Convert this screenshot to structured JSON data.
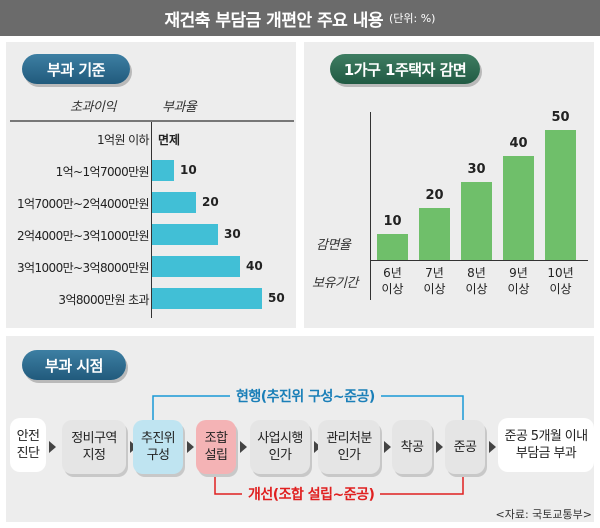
{
  "title": "재건축 부담금 개편안 주요 내용",
  "unit": "(단위: %)",
  "levy_standard": {
    "pill": "부과 기준",
    "col_profit": "초과이익",
    "col_rate": "부과율"
  },
  "reduction": {
    "pill": "1가구 1주택자 감면",
    "ylabel": "감면율",
    "xlabel": "보유기간"
  },
  "timing": {
    "pill": "부과 시점",
    "current_label": "현행(추진위 구성~준공)",
    "revised_label": "개선(조합 설립~준공)",
    "steps": [
      "안전\n진단",
      "정비구역\n지정",
      "추진위\n구성",
      "조합\n설립",
      "사업시행\n인가",
      "관리처분\n인가",
      "착공",
      "준공",
      "준공 5개월 이내\n부담금 부과"
    ],
    "source": "<자료: 국토교통부>"
  },
  "chart_data": [
    {
      "type": "bar",
      "orientation": "horizontal",
      "title": "부과 기준",
      "xlabel": "부과율",
      "ylabel": "초과이익",
      "categories": [
        "1억원 이하",
        "1억~1억7000만원",
        "1억7000만~2억4000만원",
        "2억4000만~3억1000만원",
        "3억1000만~3억8000만원",
        "3억8000만원 초과"
      ],
      "values": [
        0,
        10,
        20,
        30,
        40,
        50
      ],
      "value_labels": [
        "면제",
        "10",
        "20",
        "30",
        "40",
        "50"
      ],
      "xlim": [
        0,
        50
      ]
    },
    {
      "type": "bar",
      "title": "1가구 1주택자 감면",
      "xlabel": "보유기간",
      "ylabel": "감면율",
      "categories": [
        "6년\n이상",
        "7년\n이상",
        "8년\n이상",
        "9년\n이상",
        "10년\n이상"
      ],
      "values": [
        10,
        20,
        30,
        40,
        50
      ],
      "ylim": [
        0,
        50
      ]
    }
  ],
  "colors": {
    "title_bg": "#6b6b6b",
    "panel_bg": "#ededed",
    "hbar": "#41bfd6",
    "vbar": "#6fbf6a",
    "current_line": "#1a9ad6",
    "revised_line": "#e02020"
  }
}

====

TO DO — Write out the whole listing again, exactly, with no pictures.

WRITTEN SOLUTION —
Convert this screenshot to structured JSON data.
{
  "title": "재건축 부담금 개편안 주요 내용",
  "unit": "(단위: %)",
  "levy_standard": {
    "pill": "부과 기준",
    "col_profit": "초과이익",
    "col_rate": "부과율"
  },
  "reduction": {
    "pill": "1가구 1주택자 감면",
    "ylabel": "감면율",
    "xlabel": "보유기간"
  },
  "timing": {
    "pill": "부과 시점",
    "current_label": "현행(추진위 구성~준공)",
    "revised_label": "개선(조합 설립~준공)",
    "steps": [
      "안전\n진단",
      "정비구역\n지정",
      "추진위\n구성",
      "조합\n설립",
      "사업시행\n인가",
      "관리처분\n인가",
      "착공",
      "준공",
      "준공 5개월 이내\n부담금 부과"
    ],
    "source": "<자료: 국토교통부>"
  },
  "chart_data": [
    {
      "type": "bar",
      "orientation": "horizontal",
      "title": "부과 기준",
      "xlabel": "부과율",
      "ylabel": "초과이익",
      "categories": [
        "1억원 이하",
        "1억~1억7000만원",
        "1억7000만~2억4000만원",
        "2억4000만~3억1000만원",
        "3억1000만~3억8000만원",
        "3억8000만원 초과"
      ],
      "values": [
        0,
        10,
        20,
        30,
        40,
        50
      ],
      "value_labels": [
        "면제",
        "10",
        "20",
        "30",
        "40",
        "50"
      ],
      "xlim": [
        0,
        50
      ]
    },
    {
      "type": "bar",
      "title": "1가구 1주택자 감면",
      "xlabel": "보유기간",
      "ylabel": "감면율",
      "categories": [
        "6년\n이상",
        "7년\n이상",
        "8년\n이상",
        "9년\n이상",
        "10년\n이상"
      ],
      "values": [
        10,
        20,
        30,
        40,
        50
      ],
      "ylim": [
        0,
        50
      ]
    }
  ],
  "colors": {
    "title_bg": "#6b6b6b",
    "panel_bg": "#ededed",
    "hbar": "#41bfd6",
    "vbar": "#6fbf6a",
    "current_line": "#1a9ad6",
    "revised_line": "#e02020"
  }
}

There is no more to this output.